-- Begin Record set --

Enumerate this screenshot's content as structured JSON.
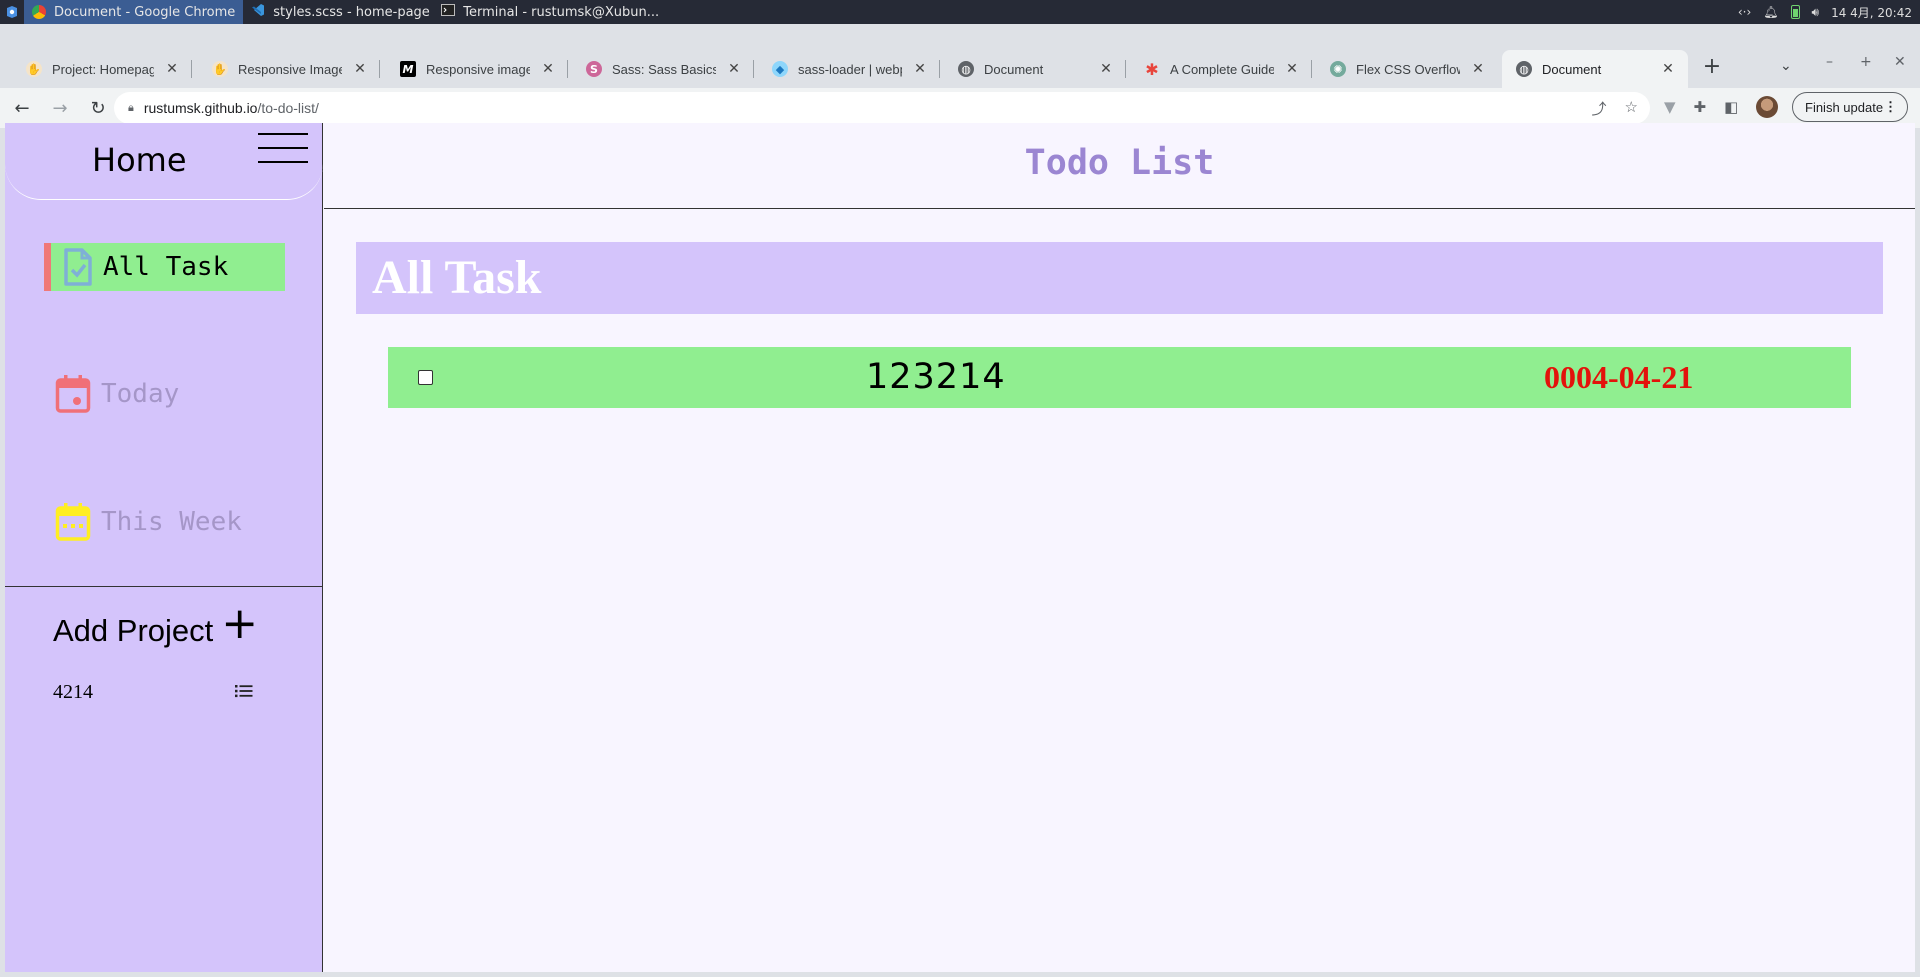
{
  "os": {
    "taskbar": [
      {
        "label": "Document - Google Chrome",
        "icon": "chrome-icon",
        "active": true
      },
      {
        "label": "styles.scss - home-page - Vi...",
        "icon": "vscode-icon",
        "active": false
      },
      {
        "label": "Terminal - rustumsk@Xubun...",
        "icon": "terminal-icon",
        "active": false
      }
    ],
    "clock": "14 4月, 20:42"
  },
  "browser": {
    "tabs": [
      {
        "title": "Project: Homepage |",
        "favicon": "odin-icon"
      },
      {
        "title": "Responsive Images |",
        "favicon": "odin-icon"
      },
      {
        "title": "Responsive images -",
        "favicon": "mdn-icon"
      },
      {
        "title": "Sass: Sass Basics",
        "favicon": "sass-icon"
      },
      {
        "title": "sass-loader | webpa",
        "favicon": "webpack-icon"
      },
      {
        "title": "Document",
        "favicon": "globe-icon"
      },
      {
        "title": "A Complete Guide to",
        "favicon": "css-tricks-icon"
      },
      {
        "title": "Flex CSS Overflow Iss",
        "favicon": "openai-icon"
      },
      {
        "title": "Document",
        "favicon": "globe-icon"
      }
    ],
    "active_tab_index": 8,
    "new_tab_label": "+",
    "address": {
      "host": "rustumsk.github.io",
      "path": "/to-do-list/"
    },
    "finish_update_label": "Finish update"
  },
  "app": {
    "sidebar": {
      "home_label": "Home",
      "nav": [
        {
          "label": "All Task",
          "icon": "file-check-icon",
          "color": "#7fb0d6",
          "active": true
        },
        {
          "label": "Today",
          "icon": "calendar-day-icon",
          "color": "#f07078",
          "active": false
        },
        {
          "label": "This Week",
          "icon": "calendar-week-icon",
          "color": "#ffee22",
          "active": false
        }
      ],
      "add_project_label": "Add Project",
      "add_project_icon": "+",
      "projects": [
        {
          "name": "4214",
          "icon": "list-icon"
        }
      ]
    },
    "header_title": "Todo List",
    "section_title": "All Task",
    "tasks": [
      {
        "name": "123214",
        "date": "0004-04-21",
        "done": false
      }
    ],
    "colors": {
      "sidebar_bg": "#d4c4fb",
      "task_bg": "#90ee90",
      "date_color": "#e3120b",
      "title_color": "#9b86d2",
      "active_marker": "#f07878"
    }
  }
}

-- End Record set --

Return the full material word for word. Do not include the pictures.

Enumerate this screenshot's content as structured JSON.
{
  "os": {
    "taskbar": [
      {
        "label": "Document - Google Chrome",
        "icon": "chrome-icon",
        "active": true
      },
      {
        "label": "styles.scss - home-page - Vi...",
        "icon": "vscode-icon",
        "active": false
      },
      {
        "label": "Terminal - rustumsk@Xubun...",
        "icon": "terminal-icon",
        "active": false
      }
    ],
    "clock": "14 4月, 20:42"
  },
  "browser": {
    "tabs": [
      {
        "title": "Project: Homepage |",
        "favicon": "odin-icon"
      },
      {
        "title": "Responsive Images |",
        "favicon": "odin-icon"
      },
      {
        "title": "Responsive images -",
        "favicon": "mdn-icon"
      },
      {
        "title": "Sass: Sass Basics",
        "favicon": "sass-icon"
      },
      {
        "title": "sass-loader | webpa",
        "favicon": "webpack-icon"
      },
      {
        "title": "Document",
        "favicon": "globe-icon"
      },
      {
        "title": "A Complete Guide to",
        "favicon": "css-tricks-icon"
      },
      {
        "title": "Flex CSS Overflow Iss",
        "favicon": "openai-icon"
      },
      {
        "title": "Document",
        "favicon": "globe-icon"
      }
    ],
    "active_tab_index": 8,
    "new_tab_label": "+",
    "address": {
      "host": "rustumsk.github.io",
      "path": "/to-do-list/"
    },
    "finish_update_label": "Finish update"
  },
  "app": {
    "sidebar": {
      "home_label": "Home",
      "nav": [
        {
          "label": "All Task",
          "icon": "file-check-icon",
          "color": "#7fb0d6",
          "active": true
        },
        {
          "label": "Today",
          "icon": "calendar-day-icon",
          "color": "#f07078",
          "active": false
        },
        {
          "label": "This Week",
          "icon": "calendar-week-icon",
          "color": "#ffee22",
          "active": false
        }
      ],
      "add_project_label": "Add Project",
      "add_project_icon": "+",
      "projects": [
        {
          "name": "4214",
          "icon": "list-icon"
        }
      ]
    },
    "header_title": "Todo List",
    "section_title": "All Task",
    "tasks": [
      {
        "name": "123214",
        "date": "0004-04-21",
        "done": false
      }
    ],
    "colors": {
      "sidebar_bg": "#d4c4fb",
      "task_bg": "#90ee90",
      "date_color": "#e3120b",
      "title_color": "#9b86d2",
      "active_marker": "#f07878"
    }
  }
}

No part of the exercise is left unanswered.